→ **Task directions**
All of the material below is to be retyped exactly.

→ **Items**
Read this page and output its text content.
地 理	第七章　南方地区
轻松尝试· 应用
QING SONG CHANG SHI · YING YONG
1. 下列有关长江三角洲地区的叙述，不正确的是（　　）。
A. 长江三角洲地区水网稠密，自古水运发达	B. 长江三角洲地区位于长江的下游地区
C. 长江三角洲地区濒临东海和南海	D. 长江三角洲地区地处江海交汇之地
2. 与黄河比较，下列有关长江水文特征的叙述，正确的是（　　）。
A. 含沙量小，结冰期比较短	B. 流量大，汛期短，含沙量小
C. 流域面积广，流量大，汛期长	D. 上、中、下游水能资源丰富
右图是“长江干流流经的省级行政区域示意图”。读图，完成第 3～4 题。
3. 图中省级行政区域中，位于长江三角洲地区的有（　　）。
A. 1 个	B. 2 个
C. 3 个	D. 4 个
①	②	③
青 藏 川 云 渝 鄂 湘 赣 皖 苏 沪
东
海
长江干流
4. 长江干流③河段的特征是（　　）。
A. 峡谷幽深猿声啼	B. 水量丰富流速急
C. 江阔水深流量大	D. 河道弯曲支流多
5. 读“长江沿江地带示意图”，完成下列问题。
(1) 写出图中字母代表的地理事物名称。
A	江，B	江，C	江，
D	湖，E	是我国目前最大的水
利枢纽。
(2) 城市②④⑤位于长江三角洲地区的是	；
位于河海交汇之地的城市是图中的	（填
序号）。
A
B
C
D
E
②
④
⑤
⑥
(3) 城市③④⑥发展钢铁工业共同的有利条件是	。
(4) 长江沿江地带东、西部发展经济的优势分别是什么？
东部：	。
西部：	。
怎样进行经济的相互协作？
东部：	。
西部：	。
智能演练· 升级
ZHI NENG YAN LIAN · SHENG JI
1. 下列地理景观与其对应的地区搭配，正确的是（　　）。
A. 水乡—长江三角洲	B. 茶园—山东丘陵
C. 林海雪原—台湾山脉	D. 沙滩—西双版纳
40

→ **Solution below**
Read this page and output its text content.
地 理	第七章　南方地区
轻松尝试· 应用
QING SONG CHANG SHI · YING YONG
1. 下列有关长江三角洲地区的叙述，不正确的是（　　）。
A. 长江三角洲地区水网稠密，自古水运发达	B. 长江三角洲地区位于长江的下游地区
C. 长江三角洲地区濒临东海和南海	D. 长江三角洲地区地处江海交汇之地
2. 与黄河比较，下列有关长江水文特征的叙述，正确的是（　　）。
A. 含沙量小，结冰期比较短	B. 流量大，汛期短，含沙量小
C. 流域面积广，流量大，汛期长	D. 上、中、下游水能资源丰富
右图是“长江干流流经的省级行政区域示意图”。读图，完成第 3～4 题。
3. 图中省级行政区域中，位于长江三角洲地区的有（　　）。
A. 1 个	B. 2 个
C. 3 个	D. 4 个
①	②	③
青 藏 川 云 渝 鄂 湘 赣 皖 苏 沪
东
海
长江干流
4. 长江干流③河段的特征是（　　）。
A. 峡谷幽深猿声啼	B. 水量丰富流速急
C. 江阔水深流量大	D. 河道弯曲支流多
5. 读“长江沿江地带示意图”，完成下列问题。
(1) 写出图中字母代表的地理事物名称。
A	江，B	江，C	江，
D	湖，E	是我国目前最大的水
利枢纽。
(2) 城市②④⑤位于长江三角洲地区的是	；
位于河海交汇之地的城市是图中的	（填
序号）。
A
B
C
D
E
②
④
⑤
⑥
(3) 城市③④⑥发展钢铁工业共同的有利条件是	。
(4) 长江沿江地带东、西部发展经济的优势分别是什么？
东部：	。
西部：	。
怎样进行经济的相互协作？
东部：	。
西部：	。
智能演练· 升级
ZHI NENG YAN LIAN · SHENG JI
1. 下列地理景观与其对应的地区搭配，正确的是（　　）。
A. 水乡—长江三角洲	B. 茶园—山东丘陵
C. 林海雪原—台湾山脉	D. 沙滩—西双版纳
40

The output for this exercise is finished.